● **Goal**: Count each line in which the word "浙江省金华市义乌市" appears. Reply with the total and nothing more.

● **Source records**:
^^^^^^^^

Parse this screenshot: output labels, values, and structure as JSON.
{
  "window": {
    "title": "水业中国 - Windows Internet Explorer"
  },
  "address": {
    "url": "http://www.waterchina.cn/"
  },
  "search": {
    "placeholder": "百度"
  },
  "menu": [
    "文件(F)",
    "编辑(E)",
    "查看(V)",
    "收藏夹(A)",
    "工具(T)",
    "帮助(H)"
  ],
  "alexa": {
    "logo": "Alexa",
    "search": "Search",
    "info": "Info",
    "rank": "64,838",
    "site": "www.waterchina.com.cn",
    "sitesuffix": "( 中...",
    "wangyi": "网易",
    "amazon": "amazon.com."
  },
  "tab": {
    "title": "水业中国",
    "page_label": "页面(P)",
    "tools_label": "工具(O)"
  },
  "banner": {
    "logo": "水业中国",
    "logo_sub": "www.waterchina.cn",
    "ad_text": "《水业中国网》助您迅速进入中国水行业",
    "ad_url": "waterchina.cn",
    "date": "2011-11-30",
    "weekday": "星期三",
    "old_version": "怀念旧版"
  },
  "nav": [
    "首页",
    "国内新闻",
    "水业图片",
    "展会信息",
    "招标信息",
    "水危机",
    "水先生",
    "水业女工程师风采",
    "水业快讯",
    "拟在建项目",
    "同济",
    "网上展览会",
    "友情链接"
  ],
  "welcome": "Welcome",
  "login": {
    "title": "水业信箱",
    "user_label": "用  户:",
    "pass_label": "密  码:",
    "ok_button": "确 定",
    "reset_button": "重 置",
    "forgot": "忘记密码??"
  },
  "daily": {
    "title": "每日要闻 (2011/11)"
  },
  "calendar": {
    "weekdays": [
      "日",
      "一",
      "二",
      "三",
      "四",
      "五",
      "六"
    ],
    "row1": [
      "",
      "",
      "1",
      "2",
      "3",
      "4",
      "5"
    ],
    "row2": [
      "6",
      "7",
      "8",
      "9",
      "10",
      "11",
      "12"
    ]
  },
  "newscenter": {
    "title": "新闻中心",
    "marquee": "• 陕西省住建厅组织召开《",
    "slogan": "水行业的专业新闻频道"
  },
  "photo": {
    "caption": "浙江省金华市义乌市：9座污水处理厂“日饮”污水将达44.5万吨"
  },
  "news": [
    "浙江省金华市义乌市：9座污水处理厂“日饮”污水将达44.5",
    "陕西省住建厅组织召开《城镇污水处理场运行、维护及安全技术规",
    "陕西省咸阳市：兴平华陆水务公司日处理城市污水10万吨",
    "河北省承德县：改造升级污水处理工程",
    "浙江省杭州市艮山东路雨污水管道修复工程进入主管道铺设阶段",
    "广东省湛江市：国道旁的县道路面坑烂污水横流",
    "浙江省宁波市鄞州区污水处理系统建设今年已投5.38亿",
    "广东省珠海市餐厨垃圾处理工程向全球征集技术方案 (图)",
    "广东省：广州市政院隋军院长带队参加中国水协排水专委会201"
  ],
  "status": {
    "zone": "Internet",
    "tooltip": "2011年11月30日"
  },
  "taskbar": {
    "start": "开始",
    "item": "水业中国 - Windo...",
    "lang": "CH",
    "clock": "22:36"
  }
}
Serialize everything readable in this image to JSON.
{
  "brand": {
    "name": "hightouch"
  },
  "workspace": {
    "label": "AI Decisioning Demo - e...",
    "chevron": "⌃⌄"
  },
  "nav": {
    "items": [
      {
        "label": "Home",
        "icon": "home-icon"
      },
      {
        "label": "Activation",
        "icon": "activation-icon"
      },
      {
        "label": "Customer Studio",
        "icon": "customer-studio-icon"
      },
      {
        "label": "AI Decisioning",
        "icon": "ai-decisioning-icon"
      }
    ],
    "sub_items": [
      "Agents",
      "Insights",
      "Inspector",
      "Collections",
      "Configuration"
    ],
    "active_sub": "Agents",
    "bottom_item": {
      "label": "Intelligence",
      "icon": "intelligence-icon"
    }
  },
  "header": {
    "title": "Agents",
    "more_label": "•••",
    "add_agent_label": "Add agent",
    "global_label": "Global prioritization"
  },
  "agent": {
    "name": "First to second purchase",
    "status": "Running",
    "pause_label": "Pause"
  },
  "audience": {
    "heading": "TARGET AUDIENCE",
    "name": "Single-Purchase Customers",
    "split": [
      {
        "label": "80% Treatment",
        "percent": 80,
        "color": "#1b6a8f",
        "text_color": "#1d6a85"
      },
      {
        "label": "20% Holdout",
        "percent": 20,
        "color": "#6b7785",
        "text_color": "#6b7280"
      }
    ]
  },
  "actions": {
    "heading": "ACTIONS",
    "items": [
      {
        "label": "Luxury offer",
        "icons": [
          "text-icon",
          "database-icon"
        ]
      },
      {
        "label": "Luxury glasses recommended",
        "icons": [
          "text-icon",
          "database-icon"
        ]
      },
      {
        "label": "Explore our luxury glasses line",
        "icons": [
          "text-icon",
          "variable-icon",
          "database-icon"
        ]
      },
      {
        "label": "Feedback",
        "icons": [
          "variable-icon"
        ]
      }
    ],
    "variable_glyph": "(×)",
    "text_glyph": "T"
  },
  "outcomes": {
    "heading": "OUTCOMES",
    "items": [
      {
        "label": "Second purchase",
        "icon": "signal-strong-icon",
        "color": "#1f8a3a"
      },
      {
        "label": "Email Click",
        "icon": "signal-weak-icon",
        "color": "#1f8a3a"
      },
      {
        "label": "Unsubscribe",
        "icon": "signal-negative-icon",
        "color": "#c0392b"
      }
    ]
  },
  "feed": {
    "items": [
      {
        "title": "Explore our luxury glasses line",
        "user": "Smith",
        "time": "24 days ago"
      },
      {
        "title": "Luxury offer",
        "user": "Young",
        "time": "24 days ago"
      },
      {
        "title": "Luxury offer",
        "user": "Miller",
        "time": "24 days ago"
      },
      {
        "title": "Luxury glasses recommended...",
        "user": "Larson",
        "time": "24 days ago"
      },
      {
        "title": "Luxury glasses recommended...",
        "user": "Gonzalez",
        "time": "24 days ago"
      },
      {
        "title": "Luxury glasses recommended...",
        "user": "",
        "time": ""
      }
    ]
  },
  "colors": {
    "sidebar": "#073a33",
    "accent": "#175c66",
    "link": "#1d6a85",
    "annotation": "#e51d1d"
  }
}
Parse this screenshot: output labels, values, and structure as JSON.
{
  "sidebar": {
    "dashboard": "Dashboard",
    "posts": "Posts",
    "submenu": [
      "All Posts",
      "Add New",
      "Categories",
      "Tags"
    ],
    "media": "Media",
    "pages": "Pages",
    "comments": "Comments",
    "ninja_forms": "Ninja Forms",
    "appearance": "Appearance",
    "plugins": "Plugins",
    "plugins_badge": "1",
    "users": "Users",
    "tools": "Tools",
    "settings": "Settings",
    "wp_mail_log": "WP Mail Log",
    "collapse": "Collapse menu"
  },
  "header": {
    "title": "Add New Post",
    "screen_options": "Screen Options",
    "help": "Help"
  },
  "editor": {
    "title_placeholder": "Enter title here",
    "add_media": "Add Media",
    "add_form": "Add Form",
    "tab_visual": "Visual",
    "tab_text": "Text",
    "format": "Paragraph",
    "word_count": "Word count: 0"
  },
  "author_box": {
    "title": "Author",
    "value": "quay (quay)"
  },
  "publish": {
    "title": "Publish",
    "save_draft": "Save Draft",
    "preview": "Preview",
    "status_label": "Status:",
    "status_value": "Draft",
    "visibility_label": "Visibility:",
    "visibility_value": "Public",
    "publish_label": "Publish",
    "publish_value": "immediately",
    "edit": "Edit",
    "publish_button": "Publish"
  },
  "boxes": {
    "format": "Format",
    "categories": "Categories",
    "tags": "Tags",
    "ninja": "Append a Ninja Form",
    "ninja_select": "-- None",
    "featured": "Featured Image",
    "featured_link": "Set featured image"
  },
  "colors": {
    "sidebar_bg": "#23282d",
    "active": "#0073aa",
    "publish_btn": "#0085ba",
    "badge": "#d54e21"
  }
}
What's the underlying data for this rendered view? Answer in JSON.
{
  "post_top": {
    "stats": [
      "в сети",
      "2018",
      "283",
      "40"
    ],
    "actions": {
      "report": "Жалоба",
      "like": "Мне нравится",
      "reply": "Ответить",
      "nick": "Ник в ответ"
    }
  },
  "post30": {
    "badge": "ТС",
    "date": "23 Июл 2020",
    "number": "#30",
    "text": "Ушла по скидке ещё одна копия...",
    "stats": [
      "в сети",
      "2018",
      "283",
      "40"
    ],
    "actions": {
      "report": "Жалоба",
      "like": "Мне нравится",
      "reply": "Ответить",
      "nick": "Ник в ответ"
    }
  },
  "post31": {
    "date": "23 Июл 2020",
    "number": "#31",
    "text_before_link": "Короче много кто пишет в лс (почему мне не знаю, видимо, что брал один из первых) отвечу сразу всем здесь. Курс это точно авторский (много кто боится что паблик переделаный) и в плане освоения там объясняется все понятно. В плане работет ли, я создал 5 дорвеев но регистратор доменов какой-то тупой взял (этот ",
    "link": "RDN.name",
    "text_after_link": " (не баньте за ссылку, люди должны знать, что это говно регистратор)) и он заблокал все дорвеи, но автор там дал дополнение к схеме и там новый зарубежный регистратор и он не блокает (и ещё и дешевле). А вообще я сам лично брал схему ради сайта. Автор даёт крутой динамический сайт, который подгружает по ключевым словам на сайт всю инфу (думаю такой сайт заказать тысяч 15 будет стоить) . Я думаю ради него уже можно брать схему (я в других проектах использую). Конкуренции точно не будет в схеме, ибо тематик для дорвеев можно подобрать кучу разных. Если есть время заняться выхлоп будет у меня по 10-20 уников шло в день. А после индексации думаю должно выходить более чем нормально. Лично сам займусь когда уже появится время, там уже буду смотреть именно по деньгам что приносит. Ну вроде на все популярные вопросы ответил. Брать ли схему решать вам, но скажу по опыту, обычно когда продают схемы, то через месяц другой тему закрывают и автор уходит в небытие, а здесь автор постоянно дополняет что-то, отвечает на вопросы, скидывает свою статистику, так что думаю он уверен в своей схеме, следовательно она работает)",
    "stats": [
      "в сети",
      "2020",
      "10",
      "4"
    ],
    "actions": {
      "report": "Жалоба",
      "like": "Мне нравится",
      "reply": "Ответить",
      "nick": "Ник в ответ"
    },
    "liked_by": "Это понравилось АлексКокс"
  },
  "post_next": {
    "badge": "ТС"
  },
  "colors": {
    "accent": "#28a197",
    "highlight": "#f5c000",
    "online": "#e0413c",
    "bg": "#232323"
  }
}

^^^^^^^^

● **Response to this task**: 2